:: ページ抜粋 ::
● ● ● ● ● ● ●

そこで今回はモーダルシフトのうち貨物鉄道輸送について、メリットやデメリット、導入の際に注意すべきことなどについて解説していきます。

貨物鉄道輸送のメリット

貨物鉄道輸送を導入するメリットは、以下4点です。

①CO2削減効果

貨物鉄道輸送は、全輸送手段のなかで最もCO2排出量が少ない輸送手段です。(下図参照)実際、ある国内の小売事業者は、トラック輸送から鉄道輸送に転換したことにより、6か月でCO2排出量の87%削減を実現したという事例もあります。このことから、貨物鉄道輸送は特にCO2削減効果が高い輸送手段であることが分かります。

脱炭素経営の取り組みが企業に求められる今、多くの荷主企業にとって貨物鉄道輸送は重要な選択肢の1つとなっています。

日本内航海運組合総連合会「内航海運の活動」 より船井総研ロジ作成 ※二酸化炭素排出原単位:貨物の輸送量1トンキロあたりのCO2排出量

②トラックによる長距離輸送削減

貨物鉄道輸送は、トラックによる長距離輸送の代替となるというメリットがあります。昨今、ドライバー不足や、働き方改革によるドライバーの拘束時間短縮などにより、トラックによる長距離輸送の継続が困難になりつつあります。

そこで大量輸送・長距離輸送が可能な鉄道輸送の需要が高まっています。
ただし、貨物鉄道は長距離輸送では割安になりますが、中・近距離の輸送では逆にコストアップになる可能性があります。モーダルシフトの効果を最大限発揮するためには、工場や倉庫などの拠点を鉄道駅の近隣に移転するなど、拠点の再編成とセットで検討することをお勧めします。

● ● ● ● ● ● ●

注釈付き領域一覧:
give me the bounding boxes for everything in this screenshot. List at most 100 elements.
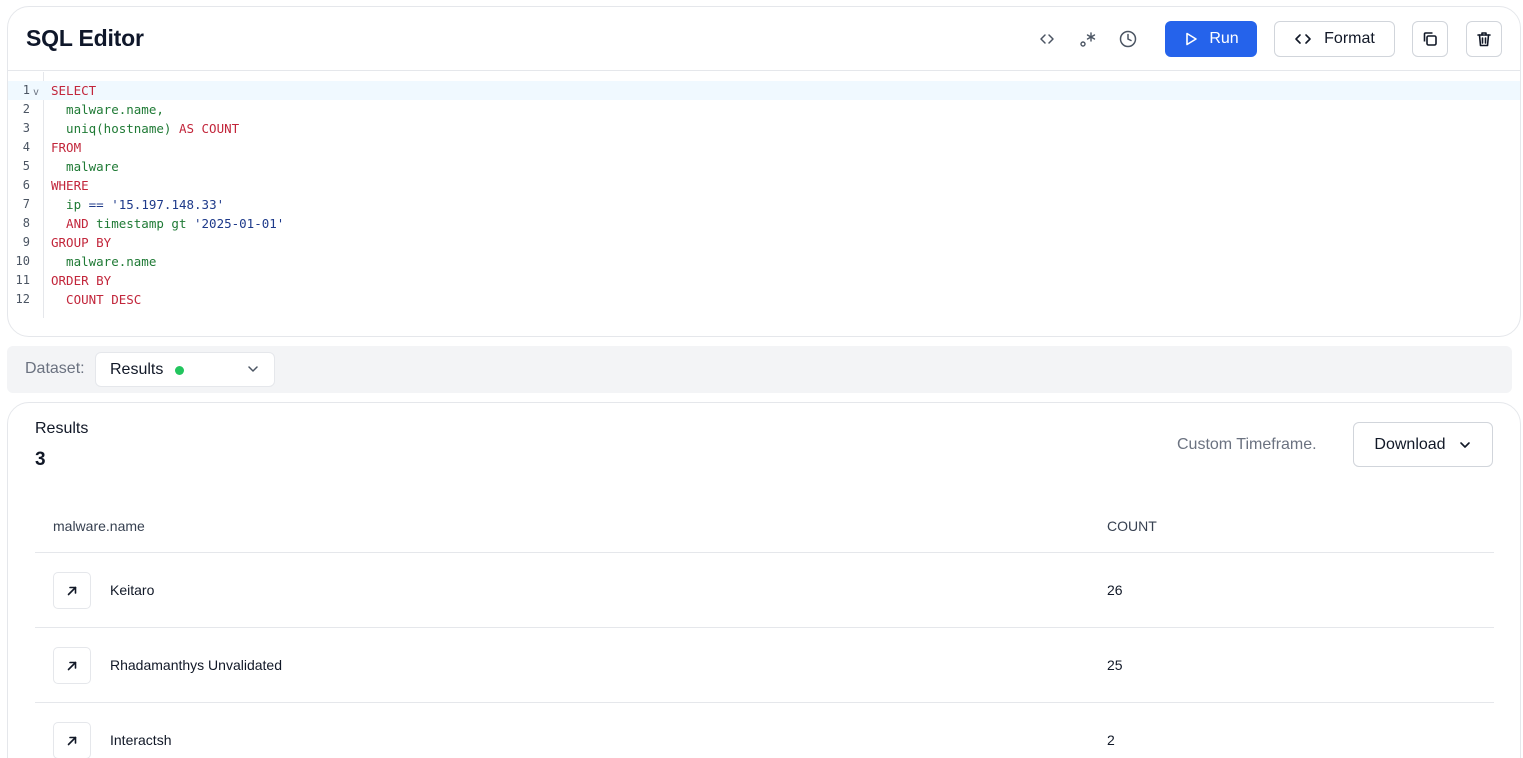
code-line[interactable]: 11 ORDER BY (8, 271, 1520, 290)
code-token: GROUP BY (51, 235, 112, 250)
line-number: 6 (22, 178, 30, 192)
code-text: COUNT DESC (51, 290, 141, 309)
code-token: uniq(hostname) (51, 121, 179, 136)
results-panel: Results 3 Custom Timeframe. Download mal… (7, 402, 1521, 758)
open-row-button[interactable] (53, 572, 91, 609)
code-token: '15.197.148.33' (111, 197, 225, 212)
code-line[interactable]: 12 COUNT DESC (8, 290, 1520, 309)
table-row: Interactsh 2 (35, 703, 1494, 758)
code-token: '2025-01-01' (194, 216, 285, 231)
code-text: malware.name (51, 252, 156, 271)
row-count: 2 (1107, 732, 1115, 748)
line-number: 8 (22, 216, 30, 230)
copy-button[interactable] (1412, 21, 1448, 57)
code-token: ORDER BY (51, 273, 112, 288)
timeframe-label: Custom Timeframe. (1177, 436, 1317, 453)
code-line[interactable]: 7 ip == '15.197.148.33' (8, 195, 1520, 214)
dataset-value: Results (110, 361, 164, 378)
row-malware-name: Interactsh (110, 732, 172, 748)
code-token: AS COUNT (178, 121, 240, 136)
code-text: uniq(hostname) AS COUNT (51, 119, 239, 138)
copy-icon (1423, 32, 1437, 46)
code-token: malware.name, (51, 102, 164, 117)
arrow-up-right-icon (67, 661, 77, 670)
code-token: FROM (51, 140, 82, 155)
dataset-label: Dataset: (25, 360, 85, 377)
history-icon[interactable] (1114, 25, 1142, 53)
line-number: 2 (22, 102, 30, 116)
code-line[interactable]: 9 GROUP BY (8, 233, 1520, 252)
code-token: SELECT (51, 83, 97, 98)
code-text: GROUP BY (51, 233, 111, 252)
play-icon (1186, 32, 1198, 46)
line-number: 10 (15, 254, 30, 268)
arrow-up-right-icon (67, 736, 77, 745)
format-button-label: Format (1324, 30, 1375, 47)
download-button[interactable]: Download (1353, 422, 1493, 467)
arrow-up-right-icon (67, 586, 77, 595)
code-line[interactable]: 10 malware.name (8, 252, 1520, 271)
code-token: timestamp gt (96, 216, 194, 231)
delete-button[interactable] (1466, 21, 1502, 57)
code-text: ip == '15.197.148.33' (51, 195, 224, 214)
line-number: 1 (22, 83, 30, 97)
code-text: malware (51, 157, 119, 176)
table-row: Keitaro 26 (35, 553, 1494, 628)
column-header-name[interactable]: malware.name (53, 518, 145, 534)
dataset-bar: Dataset: Results (7, 346, 1512, 393)
code-line[interactable]: 4 FROM (8, 138, 1520, 157)
code-text: SELECT (51, 81, 96, 100)
line-number: 5 (22, 159, 30, 173)
code-line[interactable]: 2 malware.name, (8, 100, 1520, 119)
line-number: 3 (22, 121, 30, 135)
code-token: malware.name (51, 254, 157, 269)
code-line[interactable]: 5 malware (8, 157, 1520, 176)
chevron-down-icon (1459, 441, 1470, 448)
code-token: ip (51, 197, 89, 212)
chevron-down-icon (246, 362, 260, 381)
sql-editor-panel: SQL Editor Run Format 1 v SELECT 2 malware.… (7, 6, 1521, 337)
line-number: 9 (22, 235, 30, 249)
page-title: SQL Editor (26, 25, 144, 51)
row-count: 26 (1107, 582, 1123, 598)
trash-icon (1477, 32, 1491, 47)
table-row: Rhadamanthys Unvalidated 25 (35, 628, 1494, 703)
code-token: == (88, 197, 104, 212)
format-button[interactable]: Format (1274, 21, 1395, 57)
line-number: 12 (15, 292, 30, 306)
code-token: WHERE (51, 178, 89, 193)
status-dot (175, 366, 184, 375)
download-button-label: Download (1374, 435, 1446, 453)
code-text: WHERE (51, 176, 89, 195)
line-number: 11 (15, 273, 30, 287)
editor-header: SQL Editor Run Format (8, 7, 1520, 71)
code-line[interactable]: 1 v SELECT (8, 81, 1520, 100)
code-text: ORDER BY (51, 271, 111, 290)
line-number: 4 (22, 140, 30, 154)
code-text: malware.name, (51, 100, 164, 119)
code-line[interactable]: 6 WHERE (8, 176, 1520, 195)
code-line[interactable]: 8 AND timestamp gt '2025-01-01' (8, 214, 1520, 233)
dataset-select[interactable]: Results (95, 352, 275, 387)
run-button[interactable]: Run (1165, 21, 1257, 57)
code-token: COUNT DESC (51, 292, 142, 307)
open-row-button[interactable] (53, 722, 91, 758)
code-token: AND (51, 216, 97, 231)
row-malware-name: Rhadamanthys Unvalidated (110, 657, 282, 673)
code-icon[interactable] (1033, 25, 1061, 53)
regex-icon[interactable] (1074, 25, 1102, 53)
code-text: AND timestamp gt '2025-01-01' (51, 214, 284, 233)
row-malware-name: Keitaro (110, 582, 155, 598)
results-count: 3 (35, 449, 46, 470)
row-count: 25 (1107, 657, 1123, 673)
code-text: FROM (51, 138, 81, 157)
code-editor[interactable]: 1 v SELECT 2 malware.name, 3 uniq(hostname) … (8, 72, 1520, 336)
line-number: 7 (22, 197, 30, 211)
open-row-button[interactable] (53, 647, 91, 684)
code-icon (1295, 34, 1311, 44)
results-label: Results (35, 420, 89, 437)
code-token: malware (51, 159, 119, 174)
code-line[interactable]: 3 uniq(hostname) AS COUNT (8, 119, 1520, 138)
run-button-label: Run (1209, 30, 1239, 47)
column-header-count[interactable]: COUNT (1107, 518, 1157, 534)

● ● ● ● ● ● ●

:: 作業内容 ::
[1] 貨物鉄道輸送の記事によると、ある国内の小売事業者はトラック輸送から鉄道輸送に転換したことで、6か月でCO2排出量を何パーセント削減しましたか。
[2] 貨物鉄道輸送の記事で「ただし、貨物鉄道は」で始まる段落を、主な事実を残したまま短く書き直してください。
[3] 貨物鉄道輸送の記事を、最後の文の後から書き継いでください。
資料は貨物鉄道輸送の記事とは別個のものです。

:: 作業ごとの回答 ::
[1] 87%削減しました。

[2] 貨物鉄道は長距離輸送では割安ですが、中・近距離ではコストが上がる可能性があります。モーダルシフトの効果を最大限に生かすには、工場や倉庫を鉄道駅の近くに移すなど、拠点の再編成と合わせて検討するとよいでしょう。

[3]
③安定した輸送の実現

渋滞により遅延が発生しやすいトラック輸送と異なり、貨物鉄道輸送は運行時刻が決まっているため、日々安定した輸送が可能となります。日本貨物鉄道によると、2021年の定時運行率は91.6%となっており、貨物鉄道が安定した輸送能力を有していることが分かります(注1)

ただし後ほどご紹介するように、鉄道輸送は天候不順等の影響を受けやすいため、運行が停止した際の代替輸送手段などを事前に検討しておく必要があります。

④利用ハードルの低さ

貨物鉄道は、トラックの輸送ロットと同等の輸送ロットで配送が可能なため、今まで通りの輸送単位を維持しながら輸送モードを変更できるというメリットがあります。例えば貨物鉄道で使用する31フィートコンテナは、大型トラック(10トン車)と同等の積載容量となっています。

一方、内航船の場合は、20トントレーラーでの輸送が主流となるため、まとまった荷物量を確保する必要があります。荷物量の確保(ロットアップ)には工場の再編や倉庫レイアウト、リードタイムの変更などが必要となり、導入コストが高くなってしまいます。

このように比較的利用ハードルが低い貨物鉄道輸送は、ESG経営が求められる荷主企業にとって、より身近な選択肢と言えるでしょう。

貨物鉄道輸送のデメリット

一方、貨物鉄道輸送を利用する際に注意すべきは、「リードタイム」と「BCP」の2点です。

①リードタイムの悪化

鉄道輸送ではトラック輸送と比較するとリードタイムが長くなります。これは、貨物駅でコンテナの積み替えや入換作業(貨物列車到着後、機関車で架線のない荷役線(注2)までけん引する作業)が発生するためです。また貨物鉄道では、運行時刻が決められているため、鉄道の運行時刻に合わせたオペレーション変更(庫内作業のスケジュールや納品日、発注締め時間の変更など)を併せて検討する必要があります。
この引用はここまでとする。